Task material:
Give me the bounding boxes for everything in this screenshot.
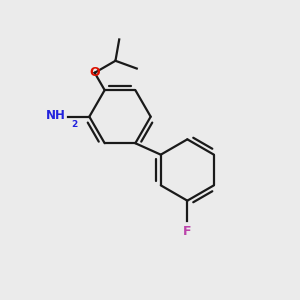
Text: O: O bbox=[89, 66, 100, 79]
Text: 2: 2 bbox=[71, 119, 77, 128]
Text: NH: NH bbox=[46, 109, 66, 122]
Text: F: F bbox=[183, 225, 192, 238]
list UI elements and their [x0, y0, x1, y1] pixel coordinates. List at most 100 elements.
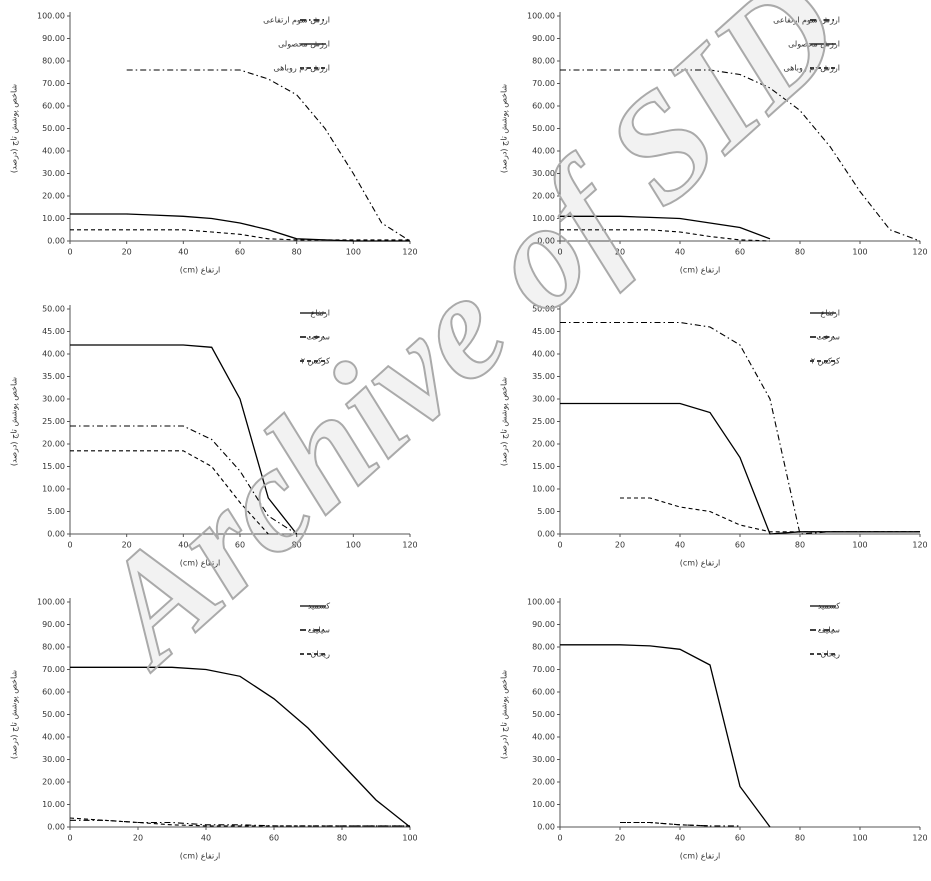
y-tick-label: 50.00 [532, 124, 555, 133]
y-tick-label: 60.00 [42, 102, 65, 111]
x-axis-label: (cm) ارتفاع [180, 266, 221, 275]
x-tick-label: 60 [235, 248, 245, 257]
x-tick-label: 20 [122, 541, 132, 550]
series-line [70, 425, 297, 535]
y-tick-label: 80.00 [42, 643, 65, 652]
y-tick-label: 30.00 [532, 755, 555, 764]
y-tick-label: 0.00 [537, 530, 555, 539]
chart-panel: 0.00 10.00 20.00 30.00 40.00 50.00 60.00 70.00 8… [10, 598, 418, 861]
y-tick-label: 0.00 [537, 823, 555, 832]
y-tick-label: 10.00 [42, 214, 65, 223]
x-tick-label: 80 [795, 834, 805, 843]
chart-panel: 0.00 5.00 10.00 15.00 20.00 25.00 30.00 35.00 40… [10, 305, 418, 568]
series-line [560, 69, 921, 242]
legend-label: سرعت [306, 333, 330, 342]
legend-label: ارزش دم روباهی [783, 64, 840, 73]
y-tick-label: 70.00 [532, 665, 555, 674]
x-tick-label: 120 [402, 541, 417, 550]
legend-label: کرکس ۲ [301, 357, 330, 366]
legend-label: کسمید [308, 602, 330, 611]
x-tick-label: 80 [292, 248, 302, 257]
x-tick-label: 100 [346, 541, 361, 550]
y-tick-label: 0.00 [47, 823, 65, 832]
series-line [560, 229, 771, 242]
y-axis-label: شاخص پوشش تاج (درصد) [10, 377, 19, 467]
legend-label: ارزش دم روباهی [273, 64, 330, 73]
series-line [70, 450, 269, 535]
y-tick-label: 20.00 [532, 192, 555, 201]
y-tick-label: 100.00 [37, 598, 65, 607]
x-tick-label: 100 [852, 834, 867, 843]
chart-panel: 0.00 5.00 10.00 15.00 20.00 25.00 30.00 35.00 40… [500, 305, 928, 568]
x-tick-label: 120 [912, 541, 927, 550]
y-tick-label: 10.00 [532, 800, 555, 809]
legend-label: سیلیف [818, 626, 841, 635]
y-tick-label: 80.00 [532, 57, 555, 66]
y-tick-label: 90.00 [532, 34, 555, 43]
y-tick-label: 40.00 [42, 350, 65, 359]
series-line [70, 344, 298, 535]
y-tick-label: 5.00 [47, 507, 65, 516]
legend-label: ارزش محصولی [788, 40, 840, 49]
x-tick-label: 60 [735, 541, 745, 550]
legend-label: ارزش سوم ارتفاعی [263, 16, 330, 25]
series-line [560, 321, 920, 535]
x-tick-label: 60 [735, 834, 745, 843]
y-tick-label: 100.00 [527, 12, 555, 21]
y-tick-label: 10.00 [532, 214, 555, 223]
legend-label: ارتفاع [820, 309, 840, 318]
y-axis-label: شاخص پوشش تاج (درصد) [500, 670, 509, 760]
y-tick-label: 70.00 [532, 79, 555, 88]
x-tick-label: 40 [675, 834, 685, 843]
y-tick-label: 90.00 [42, 34, 65, 43]
x-tick-label: 40 [178, 248, 188, 257]
y-tick-label: 0.00 [537, 237, 555, 246]
x-tick-label: 60 [235, 541, 245, 550]
y-tick-label: 60.00 [42, 688, 65, 697]
series-line [70, 213, 410, 242]
y-tick-label: 50.00 [532, 710, 555, 719]
y-tick-label: 70.00 [42, 79, 65, 88]
x-tick-label: 120 [912, 834, 927, 843]
y-tick-label: 40.00 [42, 733, 65, 742]
y-tick-label: 20.00 [42, 440, 65, 449]
y-tick-label: 30.00 [42, 395, 65, 404]
y-tick-label: 30.00 [532, 395, 555, 404]
y-tick-label: 20.00 [42, 778, 65, 787]
x-tick-label: 100 [852, 248, 867, 257]
legend-label: ارتفاع [310, 309, 330, 318]
y-tick-label: 60.00 [532, 102, 555, 111]
legend-label: سیلیف [308, 626, 331, 635]
x-axis-label: (cm) ارتفاع [680, 559, 721, 568]
x-tick-label: 80 [795, 541, 805, 550]
y-tick-label: 50.00 [42, 710, 65, 719]
chart-panel: 0.00 10.00 20.00 30.00 40.00 50.00 60.00 70.00 8… [500, 598, 928, 861]
watermark: Archive of SID [61, 0, 872, 698]
y-tick-label: 45.00 [532, 327, 555, 336]
series-line [560, 215, 771, 240]
y-tick-label: 50.00 [532, 305, 555, 314]
y-axis-label: شاخص پوشش تاج (درصد) [10, 670, 19, 760]
legend-label: ارزش محصولی [278, 40, 330, 49]
y-tick-label: 0.00 [47, 530, 65, 539]
series-line [70, 229, 410, 241]
x-tick-label: 20 [615, 248, 625, 257]
series-line [69, 817, 410, 827]
y-tick-label: 40.00 [42, 147, 65, 156]
x-tick-label: 0 [557, 248, 562, 257]
y-axis-label: شاخص پوشش تاج (درصد) [500, 84, 509, 174]
y-tick-label: 45.00 [42, 327, 65, 336]
series-line [560, 402, 920, 535]
legend-label: سرعت [816, 333, 840, 342]
x-tick-label: 60 [269, 834, 279, 843]
y-axis-label: شاخص پوشش تاج (درصد) [10, 84, 19, 174]
series-line [620, 821, 740, 827]
legend-label: ریحان [820, 650, 840, 659]
x-tick-label: 20 [615, 834, 625, 843]
y-tick-label: 90.00 [532, 620, 555, 629]
y-tick-label: 100.00 [37, 12, 65, 21]
y-tick-label: 90.00 [42, 620, 65, 629]
x-tick-label: 40 [675, 541, 685, 550]
series-line [560, 644, 771, 828]
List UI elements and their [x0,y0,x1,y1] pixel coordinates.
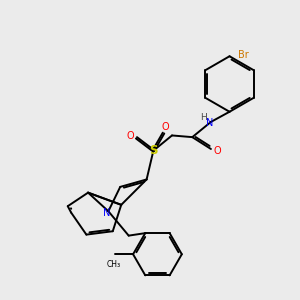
Text: H: H [200,113,207,122]
Text: CH₃: CH₃ [107,260,121,269]
Text: Br: Br [238,50,249,60]
Text: O: O [161,122,169,132]
Text: N: N [103,208,110,218]
Text: O: O [213,146,221,156]
Text: S: S [149,144,158,157]
Text: O: O [127,131,134,141]
Text: N: N [206,118,213,128]
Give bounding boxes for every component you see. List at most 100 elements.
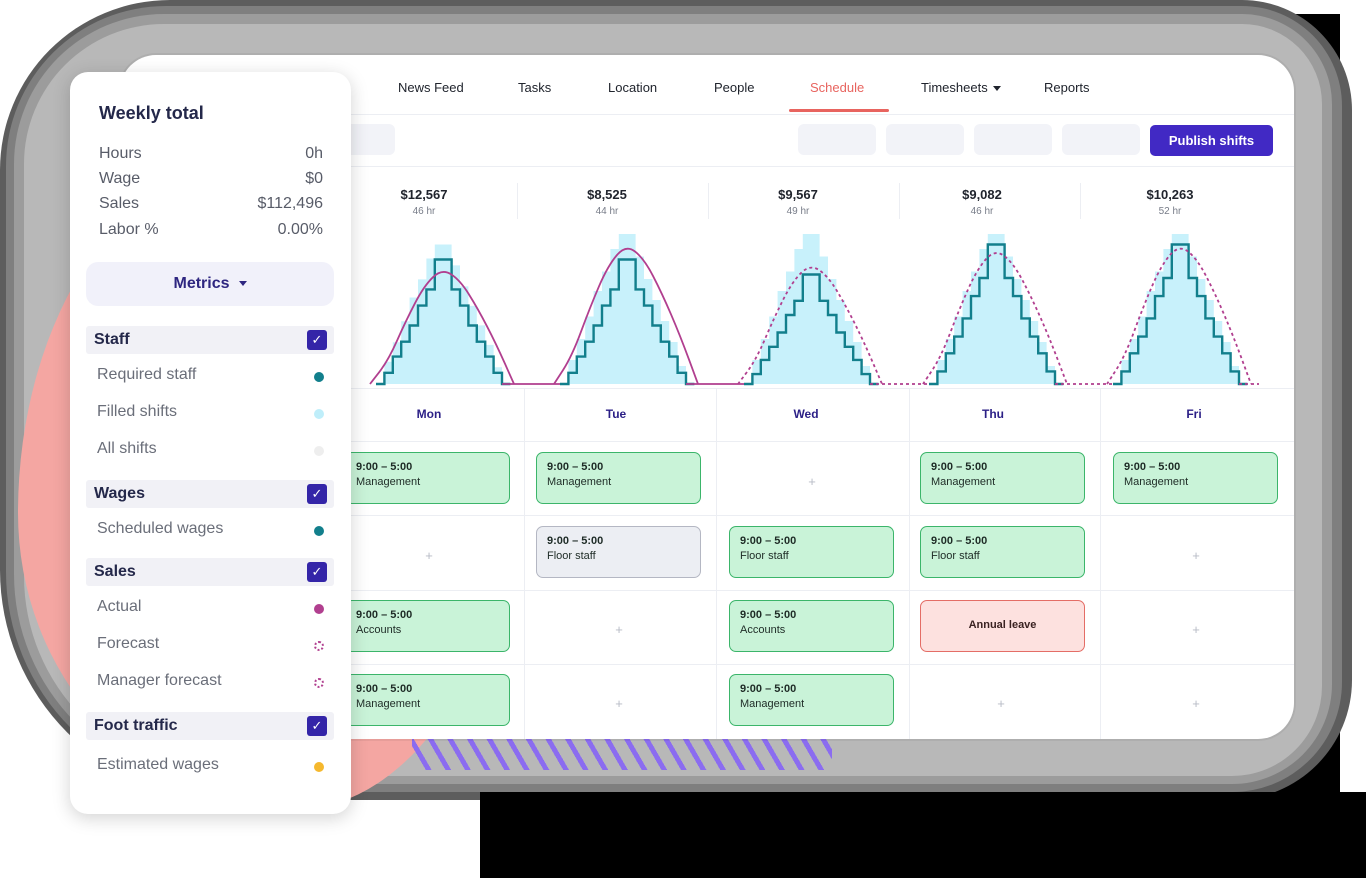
staffing-sales-chart — [369, 234, 1259, 386]
shift-time: 9:00 – 5:00 — [356, 461, 413, 473]
shift-card[interactable]: 9:00 – 5:00 Management — [345, 674, 510, 726]
nav-item-timesheets-label: Timesheets — [921, 80, 988, 95]
annual-leave-card[interactable]: Annual leave — [920, 600, 1085, 652]
shift-card[interactable]: 9:00 – 5:00 Accounts — [729, 600, 894, 652]
shift-card[interactable]: 9:00 – 5:00 Accounts — [345, 600, 510, 652]
grid-column-divider — [909, 388, 910, 739]
legend-label: Actual — [97, 598, 142, 615]
nav-item-timesheets[interactable]: Timesheets — [921, 80, 1001, 95]
group-label: Sales — [94, 563, 136, 580]
sales-checkbox[interactable]: ✓ — [307, 562, 327, 582]
nav-item-people[interactable]: People — [714, 80, 755, 95]
column-divider — [899, 183, 900, 219]
group-label: Staff — [94, 331, 130, 348]
add-shift-button[interactable]: + — [615, 696, 623, 711]
shift-card-unassigned[interactable]: 9:00 – 5:00 Floor staff — [536, 526, 701, 578]
legend-dot-icon — [314, 446, 324, 456]
legend-label: Filled shifts — [97, 403, 178, 420]
day-summary-fri: $10,263 52 hr — [1080, 187, 1260, 217]
shift-role: Floor staff — [740, 550, 789, 562]
filled-shifts-area-wed — [744, 234, 879, 384]
toolbar-placeholder-button[interactable] — [886, 124, 964, 155]
legend-dot-icon — [314, 604, 324, 614]
add-shift-button[interactable]: + — [808, 474, 816, 489]
grid-column-divider — [1100, 388, 1101, 739]
toolbar-placeholder-button[interactable] — [1062, 124, 1140, 155]
metric-group-staff: Staff ✓ — [86, 326, 334, 354]
shift-card[interactable]: 9:00 – 5:00 Floor staff — [729, 526, 894, 578]
add-shift-button[interactable]: + — [1192, 696, 1200, 711]
wages-checkbox[interactable]: ✓ — [307, 484, 327, 504]
metric-group-sales: Sales ✓ — [86, 558, 334, 586]
shift-card[interactable]: 9:00 – 5:00 Management — [536, 452, 701, 504]
add-shift-button[interactable]: + — [1192, 548, 1200, 563]
active-tab-indicator — [789, 109, 889, 112]
chevron-down-icon — [238, 281, 247, 287]
day-summary-mon: $12,567 46 hr — [334, 187, 514, 217]
shift-card[interactable]: 9:00 – 5:00 Management — [729, 674, 894, 726]
day-hours: 46 hr — [970, 206, 994, 217]
metrics-dropdown[interactable]: Metrics — [86, 262, 334, 306]
forecast-sales-line-fri — [1106, 247, 1252, 385]
shift-card[interactable]: 9:00 – 5:00 Management — [345, 452, 510, 504]
grid-divider — [120, 388, 1294, 389]
shift-role: Accounts — [356, 624, 402, 636]
panel-title: Weekly total — [99, 103, 204, 123]
shift-role: Floor staff — [931, 550, 980, 562]
filled-shifts-area-thu — [929, 234, 1064, 384]
nav-item-tasks[interactable]: Tasks — [518, 80, 552, 95]
shift-time: 9:00 – 5:00 — [740, 535, 797, 547]
required-staff-line-fri — [1113, 243, 1248, 386]
shift-card[interactable]: 9:00 – 5:00 Floor staff — [920, 526, 1085, 578]
legend-label: Estimated wages — [97, 756, 219, 773]
nav-item-reports[interactable]: Reports — [1044, 80, 1090, 95]
column-divider — [1080, 183, 1081, 219]
toolbar-placeholder-button[interactable] — [798, 124, 876, 155]
nav-item-location[interactable]: Location — [608, 80, 658, 95]
total-label: Wage — [99, 170, 141, 187]
metrics-label: Metrics — [173, 275, 230, 292]
legend-label: Manager forecast — [97, 672, 222, 689]
shift-time: 9:00 – 5:00 — [547, 535, 604, 547]
toolbar-placeholder-button[interactable] — [974, 124, 1052, 155]
nav-item-schedule[interactable]: Schedule — [810, 80, 865, 95]
shift-card[interactable]: 9:00 – 5:00 Management — [920, 452, 1085, 504]
legend-dashed-dot-icon — [314, 641, 324, 651]
add-shift-button[interactable]: + — [615, 622, 623, 637]
forecast-sales-line-wed — [737, 266, 883, 385]
shift-role: Management — [931, 476, 996, 488]
nav-item-news-feed[interactable]: News Feed — [398, 80, 464, 95]
shift-card[interactable]: 9:00 – 5:00 Management — [1113, 452, 1278, 504]
metric-group-foot-traffic: Foot traffic ✓ — [86, 712, 334, 740]
background-bottom — [480, 792, 1366, 878]
foot-traffic-checkbox[interactable]: ✓ — [307, 716, 327, 736]
day-summary-tue: $8,525 44 hr — [517, 187, 697, 217]
shift-time: 9:00 – 5:00 — [740, 683, 797, 695]
total-row-wage: Wage $0 — [99, 170, 323, 190]
total-value: 0.00% — [277, 221, 323, 238]
legend-dot-icon — [314, 409, 324, 419]
decorative-stripes — [412, 736, 832, 770]
shift-role: Management — [740, 698, 805, 710]
required-staff-line-thu — [929, 243, 1064, 386]
day-sales-amount: $9,567 — [778, 187, 818, 202]
shift-role: Accounts — [740, 624, 786, 636]
add-shift-button[interactable]: + — [1192, 622, 1200, 637]
staff-checkbox[interactable]: ✓ — [307, 330, 327, 350]
total-value: $112,496 — [257, 195, 323, 212]
legend-filled-shifts: Filled shifts — [97, 401, 327, 423]
shift-time: 9:00 – 5:00 — [356, 683, 413, 695]
publish-shifts-button[interactable]: Publish shifts — [1150, 125, 1273, 156]
legend-actual: Actual — [97, 596, 327, 618]
day-name-thu: Thu — [982, 407, 1004, 421]
day-sales-amount: $12,567 — [400, 187, 448, 202]
add-shift-button[interactable]: + — [997, 696, 1005, 711]
add-shift-button[interactable]: + — [425, 548, 433, 563]
legend-label: Required staff — [97, 366, 197, 383]
total-value: 0h — [305, 145, 323, 162]
required-staff-line-mon — [376, 258, 511, 386]
day-sales-amount: $9,082 — [962, 187, 1002, 202]
day-hours: 49 hr — [786, 206, 810, 217]
day-hours: 44 hr — [595, 206, 619, 217]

Direction: Reproduce character for character the lines above, starting with the line that contains "Text: O: O bbox=[89, 66, 100, 79]" and going on through the line that contains "list UI elements and their [x0, y0, x1, y1]". Include both of those lines.

The solution:
Text: O: O bbox=[89, 66, 100, 79]
Text: 2: 2 bbox=[71, 119, 77, 128]
Text: NH: NH bbox=[46, 109, 66, 122]
Text: F: F bbox=[183, 225, 192, 238]
list UI elements and their [x0, y0, x1, y1] pixel coordinates. List at most 100 elements.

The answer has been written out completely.